**EXERCISE INSTRUCTIONS:** Check every line below for the word "from" and copy each one that has it.
▬▬▬
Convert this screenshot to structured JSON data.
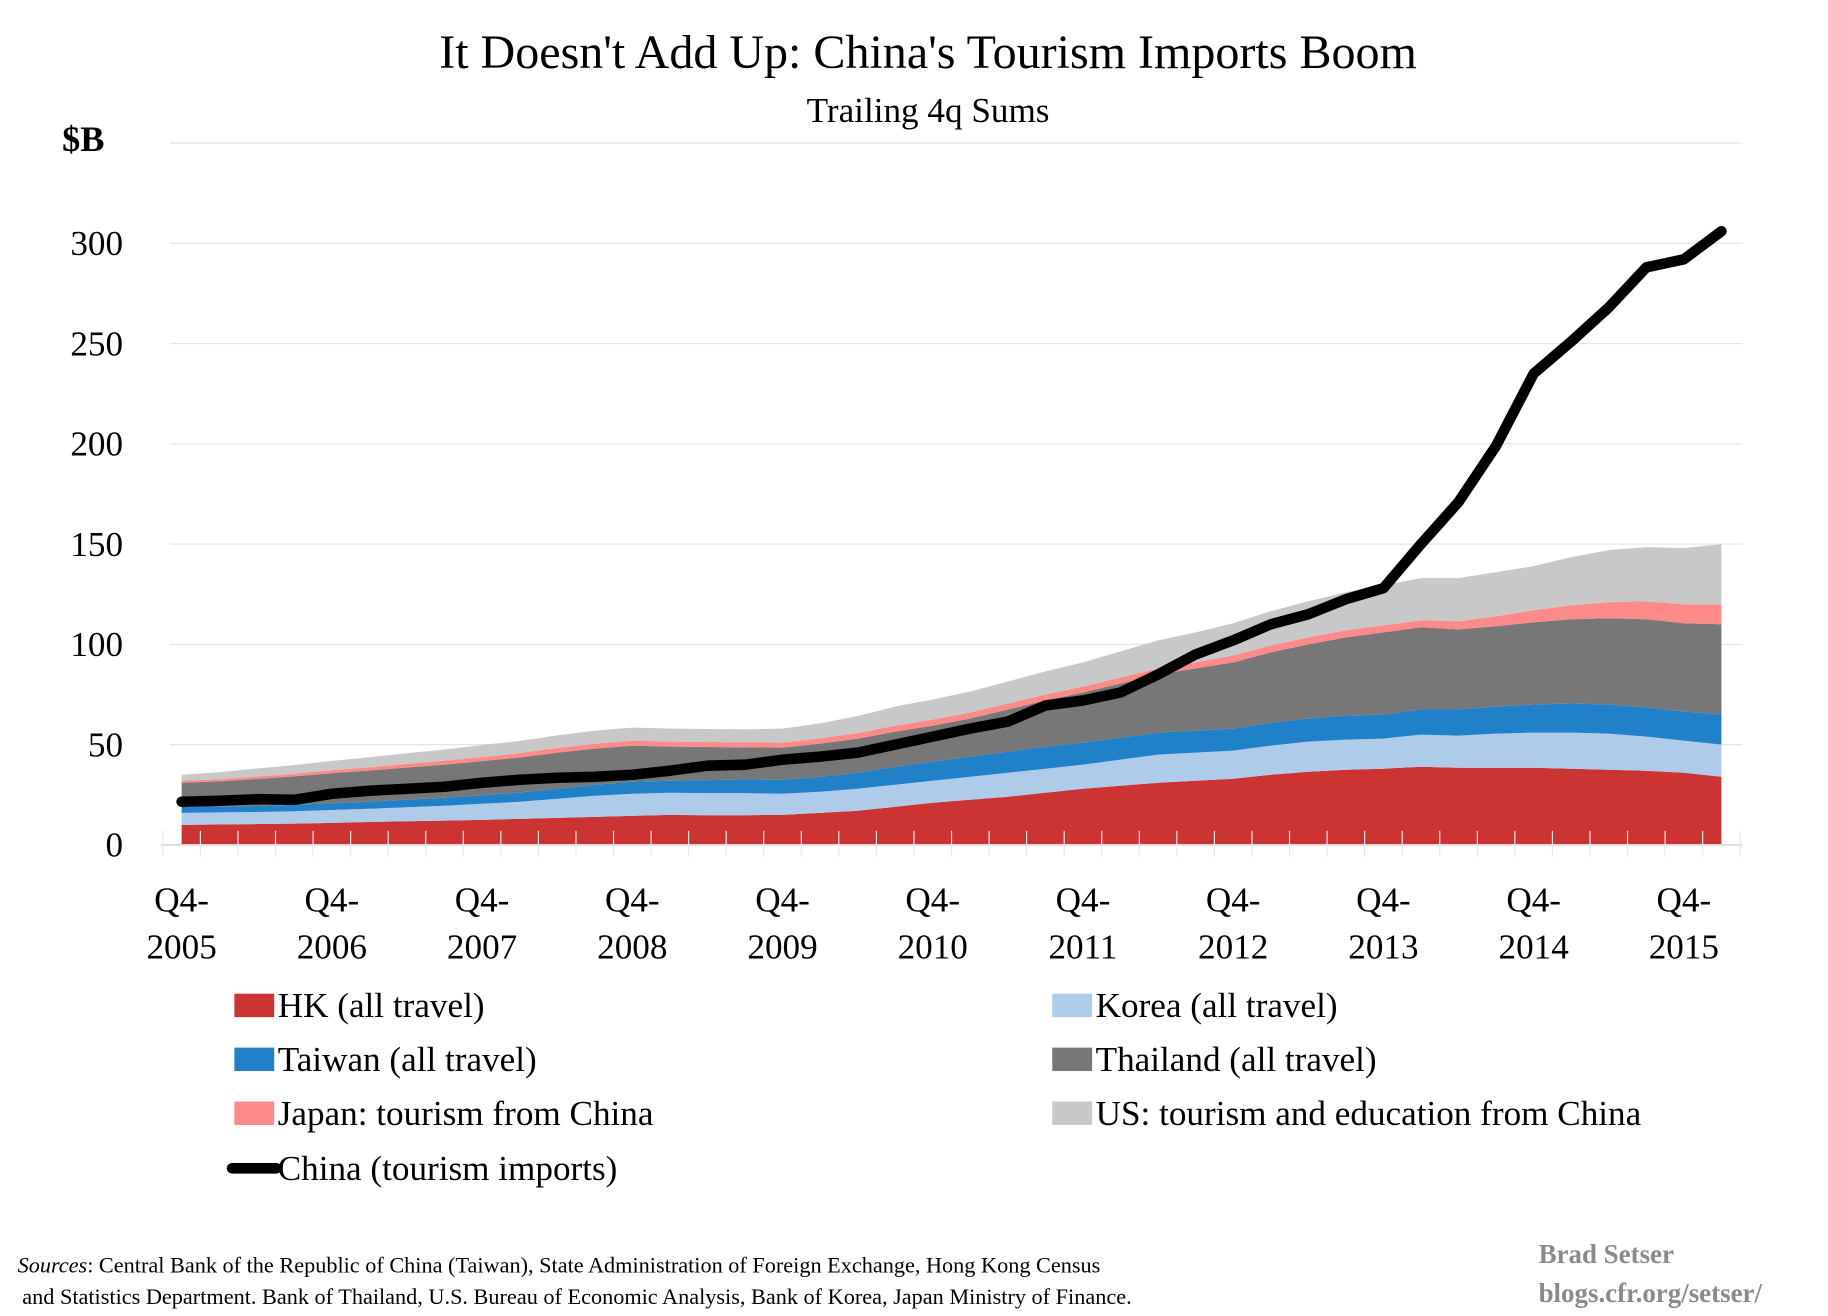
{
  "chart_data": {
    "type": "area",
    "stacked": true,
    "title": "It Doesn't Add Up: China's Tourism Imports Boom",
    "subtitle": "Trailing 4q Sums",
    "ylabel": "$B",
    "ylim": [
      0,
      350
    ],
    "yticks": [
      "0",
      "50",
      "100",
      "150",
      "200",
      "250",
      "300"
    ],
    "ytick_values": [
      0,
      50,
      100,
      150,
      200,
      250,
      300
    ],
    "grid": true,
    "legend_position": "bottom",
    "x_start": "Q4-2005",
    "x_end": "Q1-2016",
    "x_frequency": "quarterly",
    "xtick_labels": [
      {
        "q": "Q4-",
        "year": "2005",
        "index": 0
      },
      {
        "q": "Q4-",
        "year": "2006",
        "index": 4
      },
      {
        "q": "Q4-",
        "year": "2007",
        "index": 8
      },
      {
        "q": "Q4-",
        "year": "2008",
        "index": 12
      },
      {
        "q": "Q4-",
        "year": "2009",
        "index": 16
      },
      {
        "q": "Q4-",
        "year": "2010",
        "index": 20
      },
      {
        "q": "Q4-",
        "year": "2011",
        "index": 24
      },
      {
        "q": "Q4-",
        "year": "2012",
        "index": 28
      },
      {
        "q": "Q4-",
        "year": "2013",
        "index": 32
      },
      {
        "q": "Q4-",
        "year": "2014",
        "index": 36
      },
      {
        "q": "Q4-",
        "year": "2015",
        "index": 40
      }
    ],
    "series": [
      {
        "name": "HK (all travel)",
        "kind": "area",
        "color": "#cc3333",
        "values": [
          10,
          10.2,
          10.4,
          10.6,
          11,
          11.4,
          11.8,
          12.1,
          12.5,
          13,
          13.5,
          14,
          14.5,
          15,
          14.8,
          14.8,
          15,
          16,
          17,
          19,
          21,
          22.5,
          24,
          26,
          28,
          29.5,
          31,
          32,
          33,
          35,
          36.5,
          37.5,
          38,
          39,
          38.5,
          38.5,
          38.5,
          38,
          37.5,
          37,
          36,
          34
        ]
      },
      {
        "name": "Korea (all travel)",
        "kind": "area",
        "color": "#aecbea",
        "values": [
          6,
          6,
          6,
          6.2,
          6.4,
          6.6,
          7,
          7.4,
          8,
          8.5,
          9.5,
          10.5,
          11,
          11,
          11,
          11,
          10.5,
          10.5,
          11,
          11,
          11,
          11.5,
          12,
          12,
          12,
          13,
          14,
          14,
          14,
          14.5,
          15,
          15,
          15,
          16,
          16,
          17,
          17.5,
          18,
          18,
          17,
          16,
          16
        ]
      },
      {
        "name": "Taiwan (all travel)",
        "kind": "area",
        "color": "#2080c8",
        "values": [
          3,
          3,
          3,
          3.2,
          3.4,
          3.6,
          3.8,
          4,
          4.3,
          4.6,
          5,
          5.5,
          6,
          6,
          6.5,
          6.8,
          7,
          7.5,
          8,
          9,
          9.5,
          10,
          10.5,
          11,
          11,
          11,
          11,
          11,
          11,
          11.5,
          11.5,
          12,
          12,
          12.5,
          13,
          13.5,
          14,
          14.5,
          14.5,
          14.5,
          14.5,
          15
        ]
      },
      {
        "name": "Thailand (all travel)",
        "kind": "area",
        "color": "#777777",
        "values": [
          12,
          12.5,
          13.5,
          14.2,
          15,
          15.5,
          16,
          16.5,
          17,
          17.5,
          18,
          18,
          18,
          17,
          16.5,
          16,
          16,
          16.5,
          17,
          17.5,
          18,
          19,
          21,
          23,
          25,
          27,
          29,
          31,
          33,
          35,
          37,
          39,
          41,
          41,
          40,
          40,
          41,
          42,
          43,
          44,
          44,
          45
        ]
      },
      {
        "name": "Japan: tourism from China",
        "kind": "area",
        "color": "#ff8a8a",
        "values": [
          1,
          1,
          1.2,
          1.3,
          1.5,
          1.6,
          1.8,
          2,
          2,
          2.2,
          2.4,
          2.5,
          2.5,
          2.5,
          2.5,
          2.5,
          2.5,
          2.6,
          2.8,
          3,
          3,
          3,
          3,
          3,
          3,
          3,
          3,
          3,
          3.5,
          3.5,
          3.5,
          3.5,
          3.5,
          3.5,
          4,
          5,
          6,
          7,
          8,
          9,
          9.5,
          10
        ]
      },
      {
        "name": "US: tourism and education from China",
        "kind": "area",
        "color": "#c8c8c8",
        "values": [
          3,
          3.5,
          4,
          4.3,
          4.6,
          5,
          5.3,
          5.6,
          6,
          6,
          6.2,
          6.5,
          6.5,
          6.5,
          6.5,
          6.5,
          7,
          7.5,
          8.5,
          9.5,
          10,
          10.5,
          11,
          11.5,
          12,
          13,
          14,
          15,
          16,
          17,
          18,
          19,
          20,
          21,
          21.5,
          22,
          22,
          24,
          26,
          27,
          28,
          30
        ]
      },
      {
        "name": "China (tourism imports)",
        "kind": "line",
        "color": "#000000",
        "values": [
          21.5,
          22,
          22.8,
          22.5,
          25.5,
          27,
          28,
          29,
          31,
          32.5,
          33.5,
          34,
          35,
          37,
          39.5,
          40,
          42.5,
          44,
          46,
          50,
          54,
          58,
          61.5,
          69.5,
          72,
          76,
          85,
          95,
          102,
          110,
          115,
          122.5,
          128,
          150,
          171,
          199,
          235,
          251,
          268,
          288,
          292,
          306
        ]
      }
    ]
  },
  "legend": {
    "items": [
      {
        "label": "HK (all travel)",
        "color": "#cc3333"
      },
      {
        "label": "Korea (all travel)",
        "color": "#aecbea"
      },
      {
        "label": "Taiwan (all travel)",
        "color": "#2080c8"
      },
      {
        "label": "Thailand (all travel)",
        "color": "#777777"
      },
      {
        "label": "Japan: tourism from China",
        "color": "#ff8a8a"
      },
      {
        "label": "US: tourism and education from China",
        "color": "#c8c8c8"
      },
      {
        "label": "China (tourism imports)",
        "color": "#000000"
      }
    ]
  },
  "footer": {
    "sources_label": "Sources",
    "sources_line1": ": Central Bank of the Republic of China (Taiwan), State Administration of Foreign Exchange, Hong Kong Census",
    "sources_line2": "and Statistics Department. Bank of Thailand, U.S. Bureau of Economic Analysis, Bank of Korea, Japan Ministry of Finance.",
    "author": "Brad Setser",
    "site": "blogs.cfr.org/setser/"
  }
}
▬▬▬
**OUTPUT OF THE EXERCISE:**
        "name": "Japan: tourism from China",
        "name": "US: tourism and education from China",
        "label": "Japan: tourism from China",
        "label": "US: tourism and education from China",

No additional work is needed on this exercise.